= Exercise task =
Note each line of the listing that contains the string "content", and copy it.

= Records for the exercise =

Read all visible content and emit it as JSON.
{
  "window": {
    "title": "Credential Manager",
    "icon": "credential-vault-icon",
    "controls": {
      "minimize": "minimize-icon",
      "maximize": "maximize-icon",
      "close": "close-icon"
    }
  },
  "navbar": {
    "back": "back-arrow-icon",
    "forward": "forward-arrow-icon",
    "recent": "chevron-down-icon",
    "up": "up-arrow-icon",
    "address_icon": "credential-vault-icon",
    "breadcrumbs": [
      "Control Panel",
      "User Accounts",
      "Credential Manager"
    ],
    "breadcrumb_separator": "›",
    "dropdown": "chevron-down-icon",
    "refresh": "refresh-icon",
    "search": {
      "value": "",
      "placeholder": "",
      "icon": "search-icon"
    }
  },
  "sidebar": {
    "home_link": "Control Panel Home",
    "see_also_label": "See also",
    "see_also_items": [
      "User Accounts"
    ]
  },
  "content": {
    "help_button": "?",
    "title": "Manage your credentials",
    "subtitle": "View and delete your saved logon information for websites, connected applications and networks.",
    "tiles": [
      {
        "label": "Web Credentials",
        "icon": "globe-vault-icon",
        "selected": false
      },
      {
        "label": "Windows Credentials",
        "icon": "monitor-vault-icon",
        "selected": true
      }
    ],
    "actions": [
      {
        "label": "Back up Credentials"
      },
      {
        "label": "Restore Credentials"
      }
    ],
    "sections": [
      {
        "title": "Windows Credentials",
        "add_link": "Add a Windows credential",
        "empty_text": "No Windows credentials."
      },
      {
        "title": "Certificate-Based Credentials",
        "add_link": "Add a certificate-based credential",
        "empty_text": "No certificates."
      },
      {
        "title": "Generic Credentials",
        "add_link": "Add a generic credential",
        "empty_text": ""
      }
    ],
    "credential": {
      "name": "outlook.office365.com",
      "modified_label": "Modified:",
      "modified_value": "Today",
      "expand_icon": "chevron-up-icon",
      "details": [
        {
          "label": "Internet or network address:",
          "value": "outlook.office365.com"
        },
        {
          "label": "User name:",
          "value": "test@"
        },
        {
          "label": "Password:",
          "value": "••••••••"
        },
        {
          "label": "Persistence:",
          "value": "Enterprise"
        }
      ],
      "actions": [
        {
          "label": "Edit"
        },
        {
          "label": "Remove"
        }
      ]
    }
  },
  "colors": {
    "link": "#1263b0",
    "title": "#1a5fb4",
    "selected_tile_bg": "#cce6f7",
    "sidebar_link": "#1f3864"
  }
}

= Response to the exercise =
Read all visible content and emit it as JSON.
  "content": {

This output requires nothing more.